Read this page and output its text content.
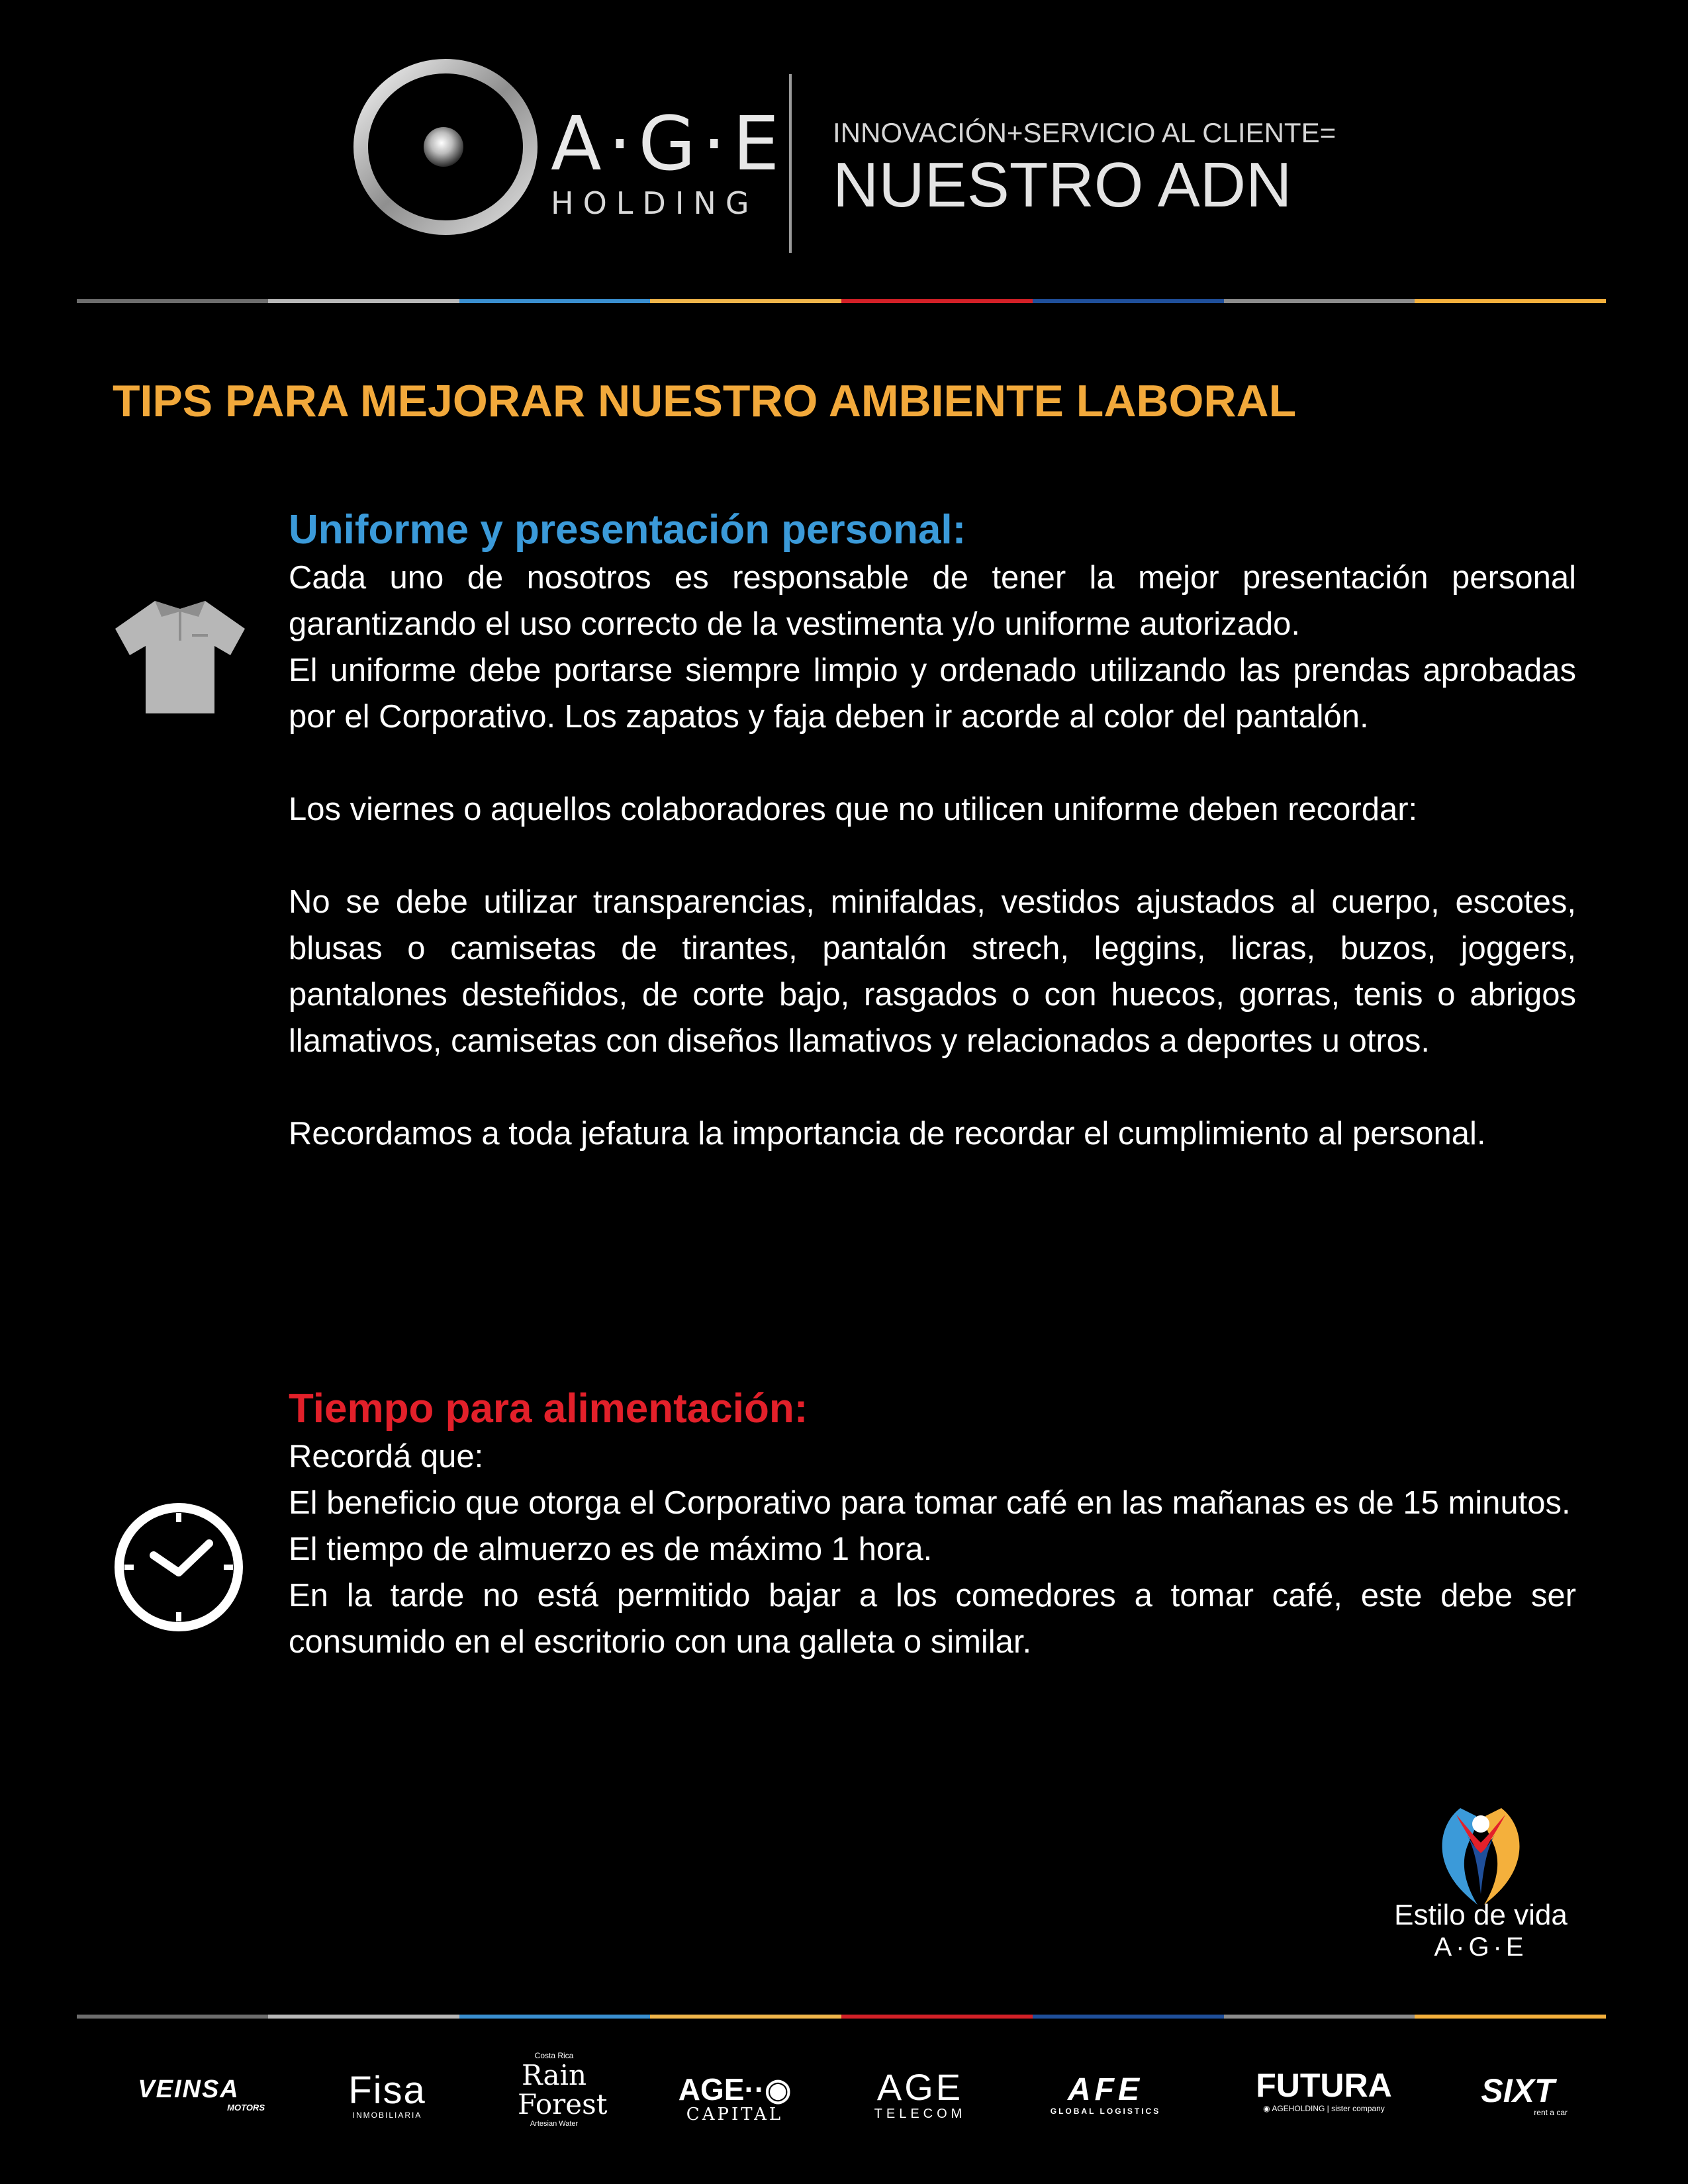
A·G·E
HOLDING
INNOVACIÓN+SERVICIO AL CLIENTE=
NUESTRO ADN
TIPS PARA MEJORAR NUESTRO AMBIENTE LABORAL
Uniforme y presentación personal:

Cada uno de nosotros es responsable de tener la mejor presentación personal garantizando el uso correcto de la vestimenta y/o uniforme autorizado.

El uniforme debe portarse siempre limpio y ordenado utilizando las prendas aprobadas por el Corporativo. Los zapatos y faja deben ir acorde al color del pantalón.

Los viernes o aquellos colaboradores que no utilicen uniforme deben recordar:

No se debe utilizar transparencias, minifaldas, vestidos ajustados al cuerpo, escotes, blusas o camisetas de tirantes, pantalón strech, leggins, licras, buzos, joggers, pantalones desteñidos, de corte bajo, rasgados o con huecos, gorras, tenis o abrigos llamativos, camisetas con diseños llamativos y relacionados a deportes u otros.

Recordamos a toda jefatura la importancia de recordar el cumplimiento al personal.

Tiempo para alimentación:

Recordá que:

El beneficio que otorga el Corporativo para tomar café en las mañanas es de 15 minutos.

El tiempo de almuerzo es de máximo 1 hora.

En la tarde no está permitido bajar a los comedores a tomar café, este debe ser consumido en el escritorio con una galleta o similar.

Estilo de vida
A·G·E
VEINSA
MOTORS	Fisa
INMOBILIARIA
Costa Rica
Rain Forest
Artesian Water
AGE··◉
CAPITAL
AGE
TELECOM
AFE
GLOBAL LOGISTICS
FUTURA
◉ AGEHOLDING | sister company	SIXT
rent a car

********************

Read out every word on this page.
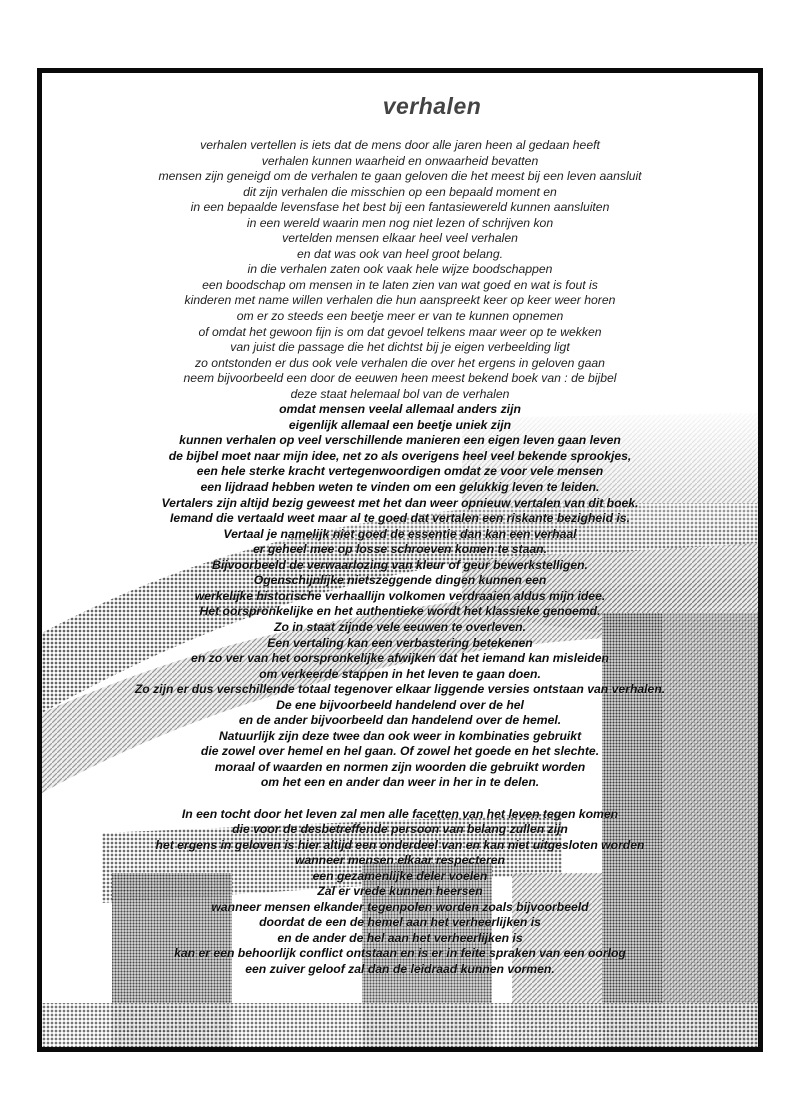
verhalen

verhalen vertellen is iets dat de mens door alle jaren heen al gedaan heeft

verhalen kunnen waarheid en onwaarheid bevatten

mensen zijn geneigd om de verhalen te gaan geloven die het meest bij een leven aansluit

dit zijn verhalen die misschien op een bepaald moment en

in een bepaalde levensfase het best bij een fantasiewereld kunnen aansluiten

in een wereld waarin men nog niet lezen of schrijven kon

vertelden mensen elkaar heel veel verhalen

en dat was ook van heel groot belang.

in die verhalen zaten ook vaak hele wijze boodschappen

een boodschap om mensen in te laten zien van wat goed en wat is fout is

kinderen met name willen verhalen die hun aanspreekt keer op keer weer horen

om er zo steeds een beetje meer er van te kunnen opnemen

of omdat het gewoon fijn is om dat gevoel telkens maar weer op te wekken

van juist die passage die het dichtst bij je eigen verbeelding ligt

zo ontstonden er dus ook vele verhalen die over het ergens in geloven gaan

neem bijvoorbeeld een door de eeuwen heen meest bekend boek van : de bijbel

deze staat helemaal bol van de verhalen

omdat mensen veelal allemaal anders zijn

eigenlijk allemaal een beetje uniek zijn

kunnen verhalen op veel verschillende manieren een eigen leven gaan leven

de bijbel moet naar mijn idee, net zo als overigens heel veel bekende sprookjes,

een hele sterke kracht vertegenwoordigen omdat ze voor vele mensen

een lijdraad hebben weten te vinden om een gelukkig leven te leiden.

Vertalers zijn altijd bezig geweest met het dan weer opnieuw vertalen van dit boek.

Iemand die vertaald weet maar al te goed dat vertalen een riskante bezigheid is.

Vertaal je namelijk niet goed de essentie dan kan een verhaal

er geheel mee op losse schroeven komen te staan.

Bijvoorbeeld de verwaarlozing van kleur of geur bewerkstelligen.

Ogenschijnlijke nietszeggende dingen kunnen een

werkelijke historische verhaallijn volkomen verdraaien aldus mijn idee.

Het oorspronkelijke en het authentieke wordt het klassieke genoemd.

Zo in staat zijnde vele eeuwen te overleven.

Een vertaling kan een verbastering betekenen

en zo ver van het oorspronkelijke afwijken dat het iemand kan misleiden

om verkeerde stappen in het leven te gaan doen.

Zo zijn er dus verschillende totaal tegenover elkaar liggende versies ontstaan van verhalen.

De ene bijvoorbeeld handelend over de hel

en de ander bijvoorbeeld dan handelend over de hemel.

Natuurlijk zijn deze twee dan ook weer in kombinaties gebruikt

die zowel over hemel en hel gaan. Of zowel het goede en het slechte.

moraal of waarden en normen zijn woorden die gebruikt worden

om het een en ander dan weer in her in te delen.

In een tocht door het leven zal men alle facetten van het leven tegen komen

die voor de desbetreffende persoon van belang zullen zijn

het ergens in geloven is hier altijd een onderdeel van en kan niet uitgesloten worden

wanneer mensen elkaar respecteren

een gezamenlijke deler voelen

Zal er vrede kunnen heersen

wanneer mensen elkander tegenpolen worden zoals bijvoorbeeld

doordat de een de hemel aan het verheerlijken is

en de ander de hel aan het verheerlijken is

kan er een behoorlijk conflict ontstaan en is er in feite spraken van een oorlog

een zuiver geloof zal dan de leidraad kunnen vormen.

********************

■ **Task details**
Find "ontstaan". Copy every line it occurs in.

■ **Result below**
Zo zijn er dus verschillende totaal tegenover elkaar liggende versies ontstaan van verhalen.
kan er een behoorlijk conflict ontstaan en is er in feite spraken van een oorlog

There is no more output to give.